Given problem: Only lines holding the word "работа" should be copied from the material.

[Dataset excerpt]

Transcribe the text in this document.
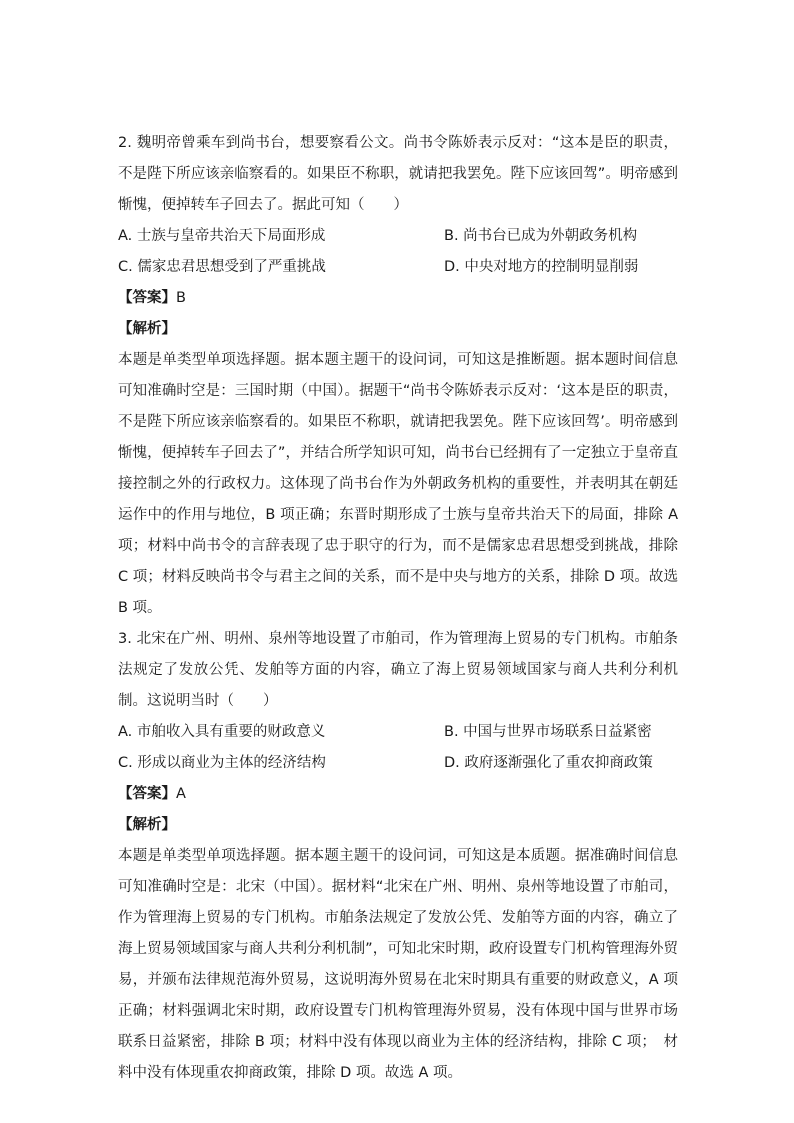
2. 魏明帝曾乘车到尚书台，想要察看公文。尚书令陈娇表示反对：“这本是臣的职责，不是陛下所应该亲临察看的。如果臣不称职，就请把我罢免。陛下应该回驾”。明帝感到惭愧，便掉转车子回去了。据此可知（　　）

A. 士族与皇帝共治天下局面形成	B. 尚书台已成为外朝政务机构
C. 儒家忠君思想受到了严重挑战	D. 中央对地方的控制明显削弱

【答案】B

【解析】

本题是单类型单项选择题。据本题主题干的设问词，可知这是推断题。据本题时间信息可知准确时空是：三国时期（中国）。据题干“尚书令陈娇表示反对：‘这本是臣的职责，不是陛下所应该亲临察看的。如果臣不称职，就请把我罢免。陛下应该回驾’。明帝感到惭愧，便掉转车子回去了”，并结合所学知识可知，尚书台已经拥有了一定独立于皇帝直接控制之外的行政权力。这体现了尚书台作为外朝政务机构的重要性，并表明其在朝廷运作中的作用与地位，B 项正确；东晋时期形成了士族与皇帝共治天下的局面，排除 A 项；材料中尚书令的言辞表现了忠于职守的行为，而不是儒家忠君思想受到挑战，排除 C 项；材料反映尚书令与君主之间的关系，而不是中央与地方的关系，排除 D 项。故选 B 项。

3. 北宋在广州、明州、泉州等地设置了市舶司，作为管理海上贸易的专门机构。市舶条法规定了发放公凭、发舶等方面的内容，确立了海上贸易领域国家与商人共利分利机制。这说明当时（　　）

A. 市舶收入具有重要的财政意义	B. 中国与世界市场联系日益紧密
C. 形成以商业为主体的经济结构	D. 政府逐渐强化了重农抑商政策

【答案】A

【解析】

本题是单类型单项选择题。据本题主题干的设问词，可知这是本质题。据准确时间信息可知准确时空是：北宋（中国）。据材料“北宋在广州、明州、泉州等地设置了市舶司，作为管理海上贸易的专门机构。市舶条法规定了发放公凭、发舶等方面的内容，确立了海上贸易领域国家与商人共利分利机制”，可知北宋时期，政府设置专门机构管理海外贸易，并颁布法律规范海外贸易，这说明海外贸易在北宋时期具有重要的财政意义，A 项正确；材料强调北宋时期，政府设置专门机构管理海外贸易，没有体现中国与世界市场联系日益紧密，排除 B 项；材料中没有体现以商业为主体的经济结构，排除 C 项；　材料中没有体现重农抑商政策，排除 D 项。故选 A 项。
* * *
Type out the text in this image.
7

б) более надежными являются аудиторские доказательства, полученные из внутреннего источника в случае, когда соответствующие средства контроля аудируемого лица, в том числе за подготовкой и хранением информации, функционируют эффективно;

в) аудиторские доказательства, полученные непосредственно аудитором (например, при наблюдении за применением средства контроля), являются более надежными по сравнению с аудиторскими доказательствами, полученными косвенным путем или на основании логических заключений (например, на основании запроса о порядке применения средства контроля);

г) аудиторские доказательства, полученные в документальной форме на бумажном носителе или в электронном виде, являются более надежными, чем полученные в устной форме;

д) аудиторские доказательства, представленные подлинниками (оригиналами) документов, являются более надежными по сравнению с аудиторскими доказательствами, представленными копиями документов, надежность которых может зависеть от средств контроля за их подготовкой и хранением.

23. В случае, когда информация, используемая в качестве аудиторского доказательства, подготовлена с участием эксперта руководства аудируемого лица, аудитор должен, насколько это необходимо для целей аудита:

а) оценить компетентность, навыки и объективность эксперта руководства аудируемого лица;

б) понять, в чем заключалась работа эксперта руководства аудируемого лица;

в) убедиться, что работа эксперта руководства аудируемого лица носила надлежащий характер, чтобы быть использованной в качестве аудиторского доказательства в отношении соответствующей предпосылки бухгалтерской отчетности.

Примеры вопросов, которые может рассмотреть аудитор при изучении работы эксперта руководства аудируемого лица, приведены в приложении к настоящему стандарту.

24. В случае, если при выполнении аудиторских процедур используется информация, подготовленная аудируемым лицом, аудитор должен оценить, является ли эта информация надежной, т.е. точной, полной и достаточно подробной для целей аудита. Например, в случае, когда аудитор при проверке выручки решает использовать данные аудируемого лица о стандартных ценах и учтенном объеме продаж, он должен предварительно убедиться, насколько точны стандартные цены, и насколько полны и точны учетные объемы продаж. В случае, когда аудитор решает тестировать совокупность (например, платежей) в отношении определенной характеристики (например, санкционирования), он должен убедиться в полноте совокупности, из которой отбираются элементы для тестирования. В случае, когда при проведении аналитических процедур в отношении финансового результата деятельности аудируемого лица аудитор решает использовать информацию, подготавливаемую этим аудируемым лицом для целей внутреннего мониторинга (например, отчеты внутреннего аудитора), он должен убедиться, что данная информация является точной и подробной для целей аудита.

Task solution:
б) понять, в чем заключалась работа эксперта руководства аудируемого лица;
в) убедиться, что работа эксперта руководства аудируемого лица носила надлежащий характер, чтобы быть использованной в качестве аудиторского доказательства в отношении соответствующей предпосылки бухгалтерской отчетности.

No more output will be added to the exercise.